STATED PROBLEM:
From the listing below, extract every line in which the word "National" appears.

LISTED RECORDS:
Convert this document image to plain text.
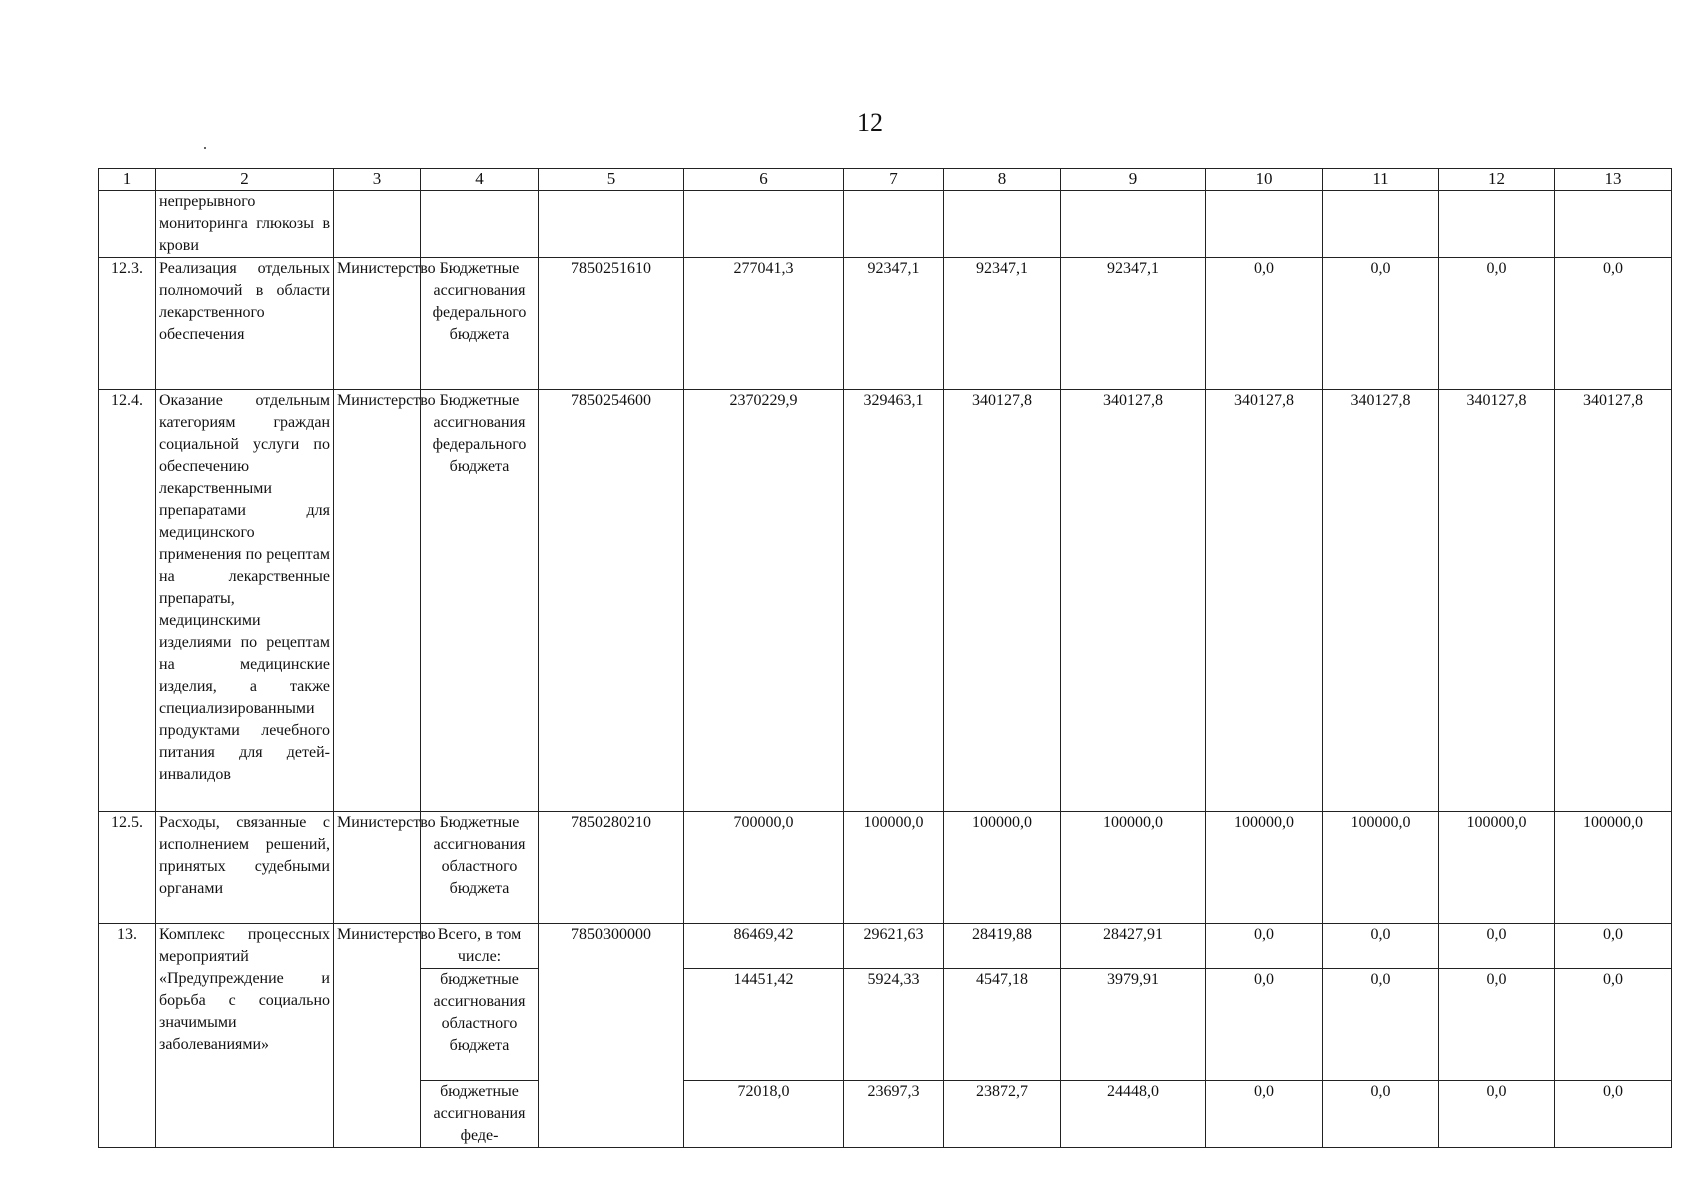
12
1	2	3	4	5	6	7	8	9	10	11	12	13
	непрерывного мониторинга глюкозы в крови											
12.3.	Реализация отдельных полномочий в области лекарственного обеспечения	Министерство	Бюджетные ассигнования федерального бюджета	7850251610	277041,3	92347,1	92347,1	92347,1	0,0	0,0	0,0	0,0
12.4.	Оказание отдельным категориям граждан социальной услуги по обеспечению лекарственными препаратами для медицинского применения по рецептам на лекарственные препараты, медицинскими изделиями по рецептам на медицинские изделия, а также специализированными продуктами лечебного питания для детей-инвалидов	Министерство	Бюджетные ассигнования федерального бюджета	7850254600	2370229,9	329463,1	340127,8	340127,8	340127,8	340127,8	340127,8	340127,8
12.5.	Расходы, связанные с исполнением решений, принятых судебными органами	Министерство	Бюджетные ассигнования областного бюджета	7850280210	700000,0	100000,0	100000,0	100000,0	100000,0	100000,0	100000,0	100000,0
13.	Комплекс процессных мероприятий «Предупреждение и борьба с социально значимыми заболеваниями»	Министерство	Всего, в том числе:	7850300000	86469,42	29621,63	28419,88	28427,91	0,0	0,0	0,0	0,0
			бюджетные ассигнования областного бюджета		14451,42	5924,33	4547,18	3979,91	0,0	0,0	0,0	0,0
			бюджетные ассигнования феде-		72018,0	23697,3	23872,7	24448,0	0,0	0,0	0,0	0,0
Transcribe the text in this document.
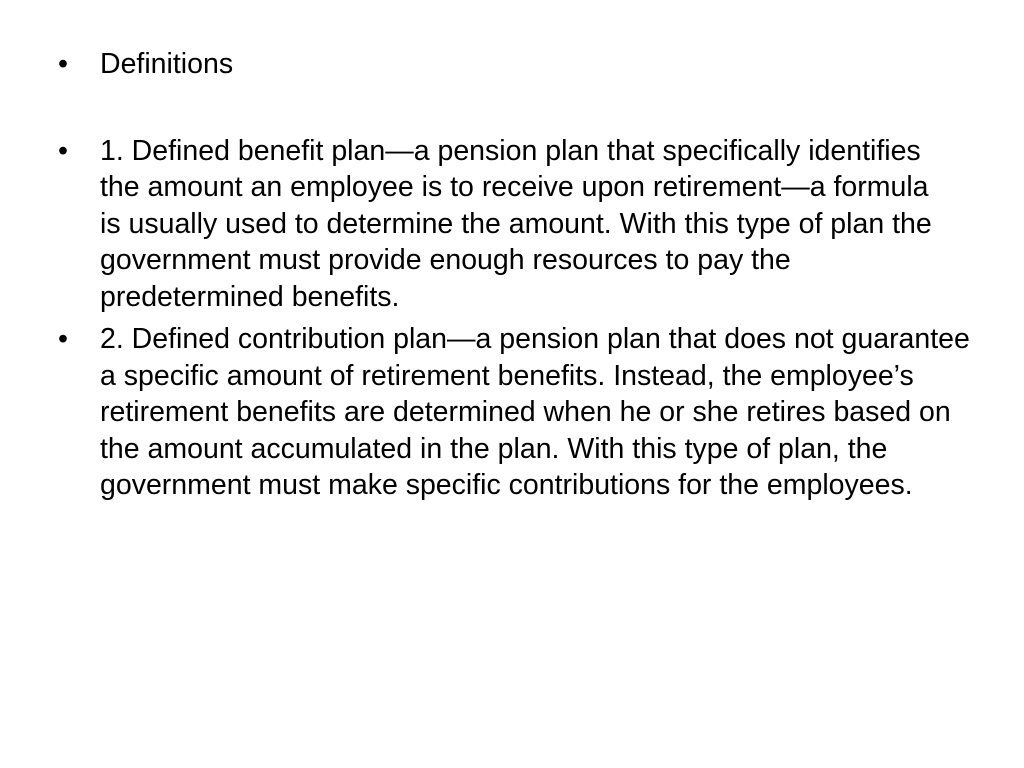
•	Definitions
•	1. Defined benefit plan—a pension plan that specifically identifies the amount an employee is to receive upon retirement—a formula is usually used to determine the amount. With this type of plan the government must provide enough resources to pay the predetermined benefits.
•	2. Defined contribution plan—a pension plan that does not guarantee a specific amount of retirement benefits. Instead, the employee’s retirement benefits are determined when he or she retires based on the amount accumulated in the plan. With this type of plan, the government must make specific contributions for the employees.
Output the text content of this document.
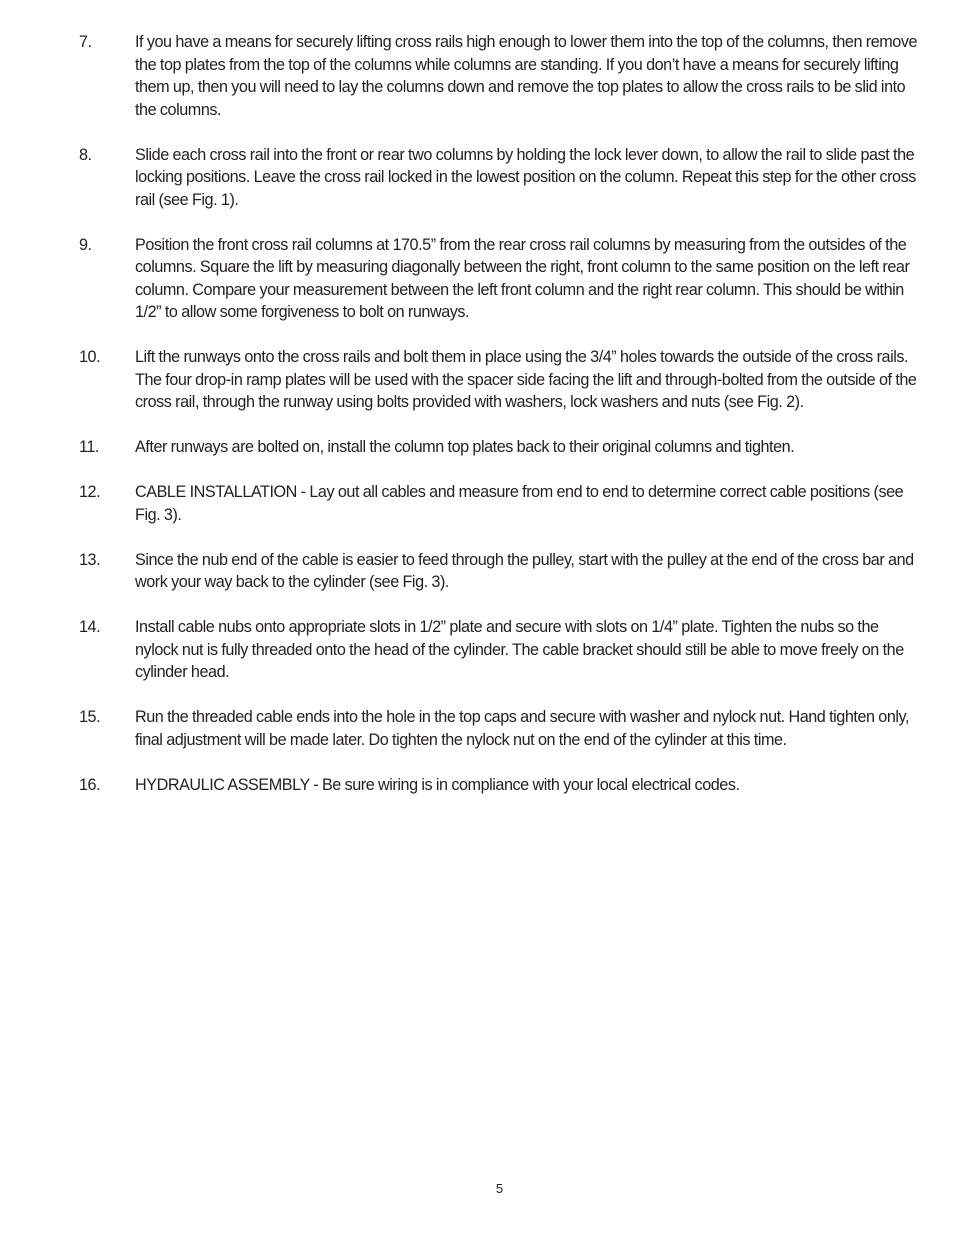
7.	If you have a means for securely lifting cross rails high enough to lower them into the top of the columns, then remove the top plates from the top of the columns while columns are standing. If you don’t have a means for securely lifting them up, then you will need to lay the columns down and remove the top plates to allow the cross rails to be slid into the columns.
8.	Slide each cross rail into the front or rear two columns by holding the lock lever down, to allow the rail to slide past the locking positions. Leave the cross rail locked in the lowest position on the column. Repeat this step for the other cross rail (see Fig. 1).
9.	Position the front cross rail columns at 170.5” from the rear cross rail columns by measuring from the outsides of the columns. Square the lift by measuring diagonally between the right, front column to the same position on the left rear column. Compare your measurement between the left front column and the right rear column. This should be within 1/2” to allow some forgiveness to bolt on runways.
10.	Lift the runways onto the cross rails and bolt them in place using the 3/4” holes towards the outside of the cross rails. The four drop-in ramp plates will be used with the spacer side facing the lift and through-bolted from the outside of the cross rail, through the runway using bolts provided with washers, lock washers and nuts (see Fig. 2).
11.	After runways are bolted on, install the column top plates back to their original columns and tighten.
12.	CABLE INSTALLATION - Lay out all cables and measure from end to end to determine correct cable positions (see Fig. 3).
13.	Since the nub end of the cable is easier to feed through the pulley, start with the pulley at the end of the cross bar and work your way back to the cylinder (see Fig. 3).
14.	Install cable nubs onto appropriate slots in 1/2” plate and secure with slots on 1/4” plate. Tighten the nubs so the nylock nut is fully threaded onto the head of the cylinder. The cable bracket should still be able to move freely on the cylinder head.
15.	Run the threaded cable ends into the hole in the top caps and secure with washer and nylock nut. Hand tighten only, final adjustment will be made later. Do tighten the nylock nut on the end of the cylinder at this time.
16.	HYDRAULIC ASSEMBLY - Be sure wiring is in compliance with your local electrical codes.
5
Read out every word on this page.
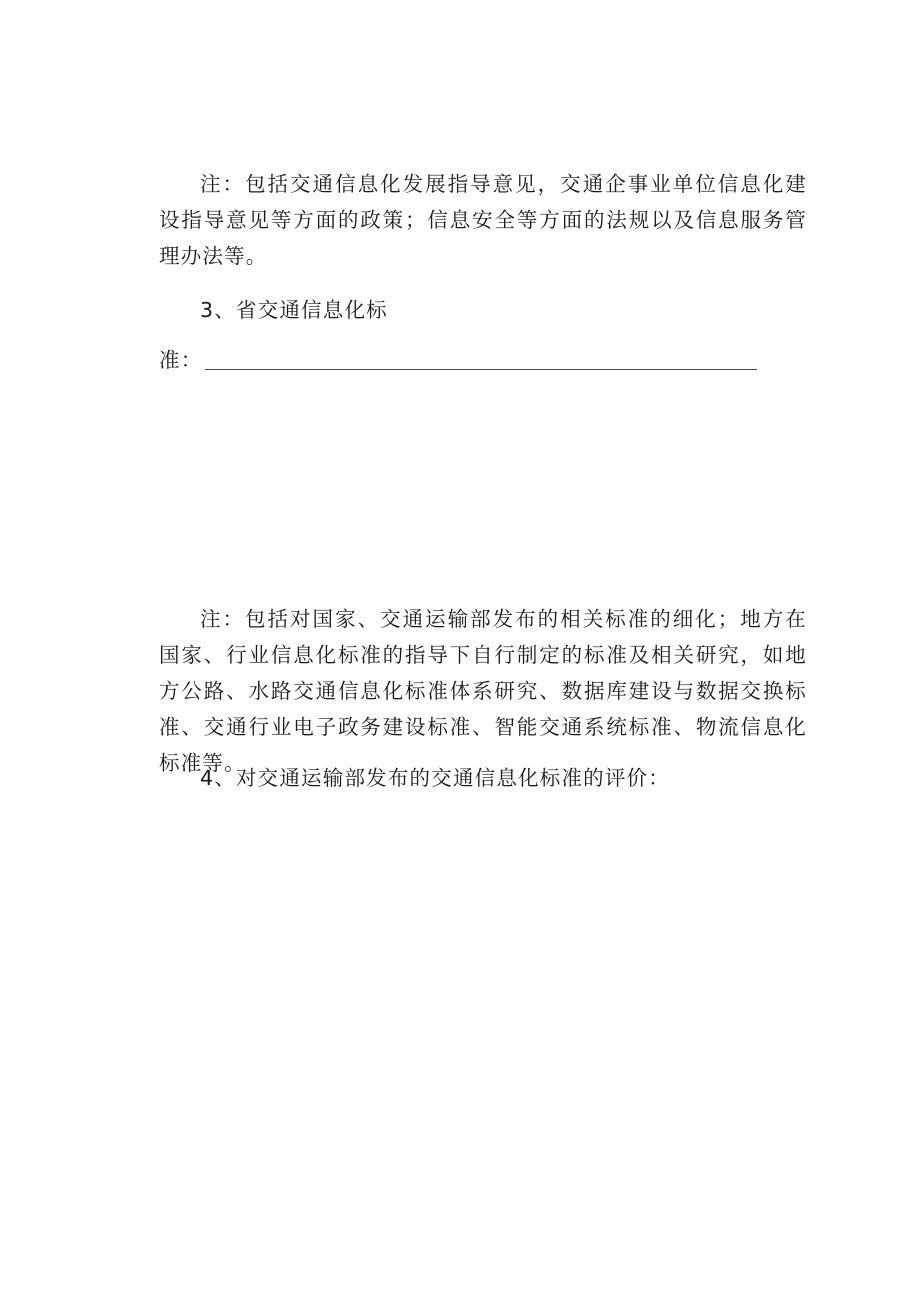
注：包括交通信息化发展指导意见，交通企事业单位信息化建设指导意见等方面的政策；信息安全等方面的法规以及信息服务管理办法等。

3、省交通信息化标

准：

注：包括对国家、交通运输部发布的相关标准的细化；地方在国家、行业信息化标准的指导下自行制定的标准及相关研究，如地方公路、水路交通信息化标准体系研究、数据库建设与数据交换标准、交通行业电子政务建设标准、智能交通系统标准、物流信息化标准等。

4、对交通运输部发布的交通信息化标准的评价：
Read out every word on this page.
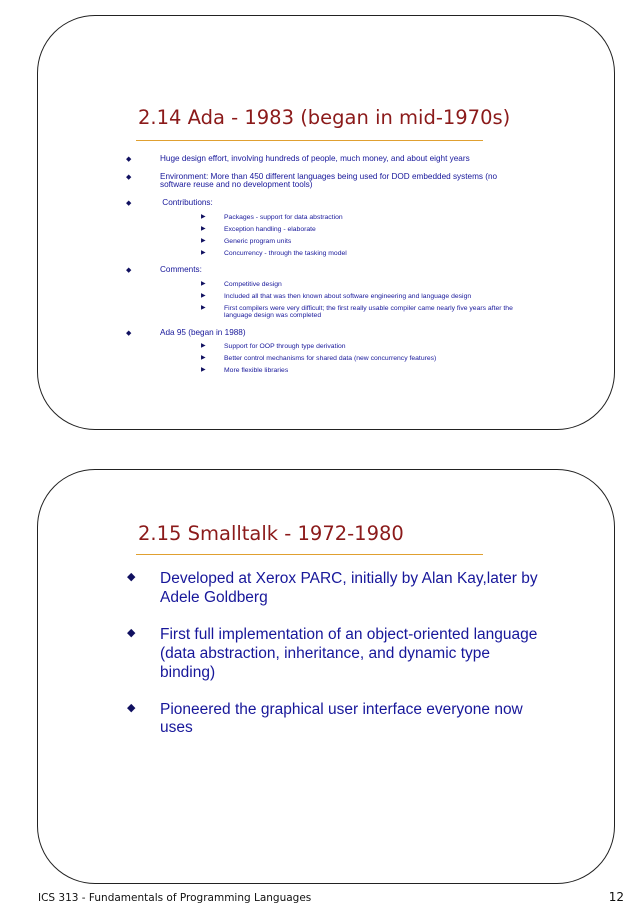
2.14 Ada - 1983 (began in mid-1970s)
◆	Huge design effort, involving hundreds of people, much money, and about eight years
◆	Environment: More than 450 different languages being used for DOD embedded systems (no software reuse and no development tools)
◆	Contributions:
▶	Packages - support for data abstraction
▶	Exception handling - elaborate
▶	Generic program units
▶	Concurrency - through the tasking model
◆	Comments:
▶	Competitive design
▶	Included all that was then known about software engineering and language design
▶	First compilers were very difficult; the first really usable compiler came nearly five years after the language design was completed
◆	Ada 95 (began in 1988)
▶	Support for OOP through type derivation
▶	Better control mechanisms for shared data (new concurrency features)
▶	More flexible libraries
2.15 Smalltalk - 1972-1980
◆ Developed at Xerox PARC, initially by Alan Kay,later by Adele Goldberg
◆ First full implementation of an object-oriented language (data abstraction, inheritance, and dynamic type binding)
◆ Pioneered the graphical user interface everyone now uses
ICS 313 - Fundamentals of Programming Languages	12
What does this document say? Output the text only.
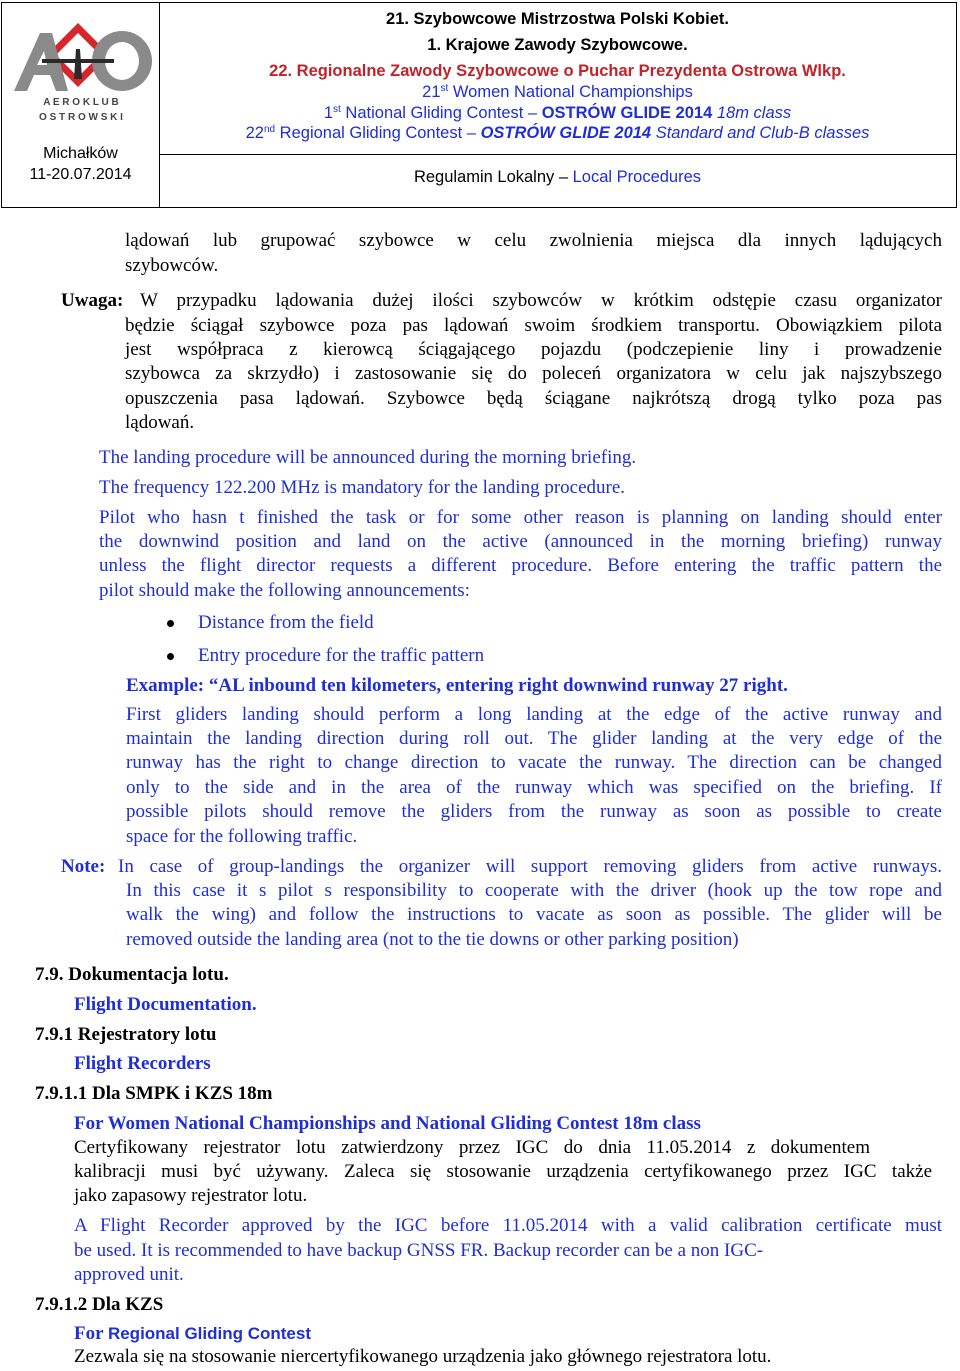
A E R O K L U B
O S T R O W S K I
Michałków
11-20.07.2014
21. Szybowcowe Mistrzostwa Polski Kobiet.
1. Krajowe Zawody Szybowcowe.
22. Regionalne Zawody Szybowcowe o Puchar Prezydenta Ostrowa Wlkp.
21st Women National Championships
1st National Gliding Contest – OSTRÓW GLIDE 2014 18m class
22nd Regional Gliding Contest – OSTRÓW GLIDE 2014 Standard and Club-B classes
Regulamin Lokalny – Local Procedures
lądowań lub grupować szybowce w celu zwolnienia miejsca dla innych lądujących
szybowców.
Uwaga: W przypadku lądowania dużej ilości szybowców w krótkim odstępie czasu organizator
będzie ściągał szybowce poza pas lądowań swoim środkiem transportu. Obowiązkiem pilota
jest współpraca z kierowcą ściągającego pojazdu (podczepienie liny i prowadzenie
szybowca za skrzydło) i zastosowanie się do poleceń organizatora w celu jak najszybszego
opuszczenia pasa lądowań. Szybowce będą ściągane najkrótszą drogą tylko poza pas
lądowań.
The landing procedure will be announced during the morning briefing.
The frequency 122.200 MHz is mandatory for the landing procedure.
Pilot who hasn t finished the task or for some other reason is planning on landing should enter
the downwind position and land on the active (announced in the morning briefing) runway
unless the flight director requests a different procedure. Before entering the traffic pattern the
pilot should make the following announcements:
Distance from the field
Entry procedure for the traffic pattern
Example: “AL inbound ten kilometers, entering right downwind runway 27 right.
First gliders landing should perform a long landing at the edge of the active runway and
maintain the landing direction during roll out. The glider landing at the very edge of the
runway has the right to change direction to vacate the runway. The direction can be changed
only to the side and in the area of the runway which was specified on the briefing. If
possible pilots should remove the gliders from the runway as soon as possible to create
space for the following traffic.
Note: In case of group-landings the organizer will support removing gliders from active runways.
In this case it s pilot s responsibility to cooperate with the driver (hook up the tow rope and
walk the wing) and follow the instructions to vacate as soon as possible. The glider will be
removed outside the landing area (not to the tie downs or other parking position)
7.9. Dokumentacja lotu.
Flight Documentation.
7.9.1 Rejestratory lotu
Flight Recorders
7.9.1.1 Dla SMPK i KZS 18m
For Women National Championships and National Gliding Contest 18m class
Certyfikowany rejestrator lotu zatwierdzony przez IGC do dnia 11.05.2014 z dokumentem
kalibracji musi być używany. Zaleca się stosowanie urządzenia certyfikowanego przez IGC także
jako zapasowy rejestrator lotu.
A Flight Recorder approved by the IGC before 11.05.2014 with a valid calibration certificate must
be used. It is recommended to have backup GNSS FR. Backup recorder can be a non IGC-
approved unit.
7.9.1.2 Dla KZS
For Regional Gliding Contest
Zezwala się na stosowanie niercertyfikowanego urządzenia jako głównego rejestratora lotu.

TASK OUTPUT:
21st Women National Championships
1st National Gliding Contest – OSTRÓW GLIDE 2014 18m class
For Women National Championships and National Gliding Contest 18m class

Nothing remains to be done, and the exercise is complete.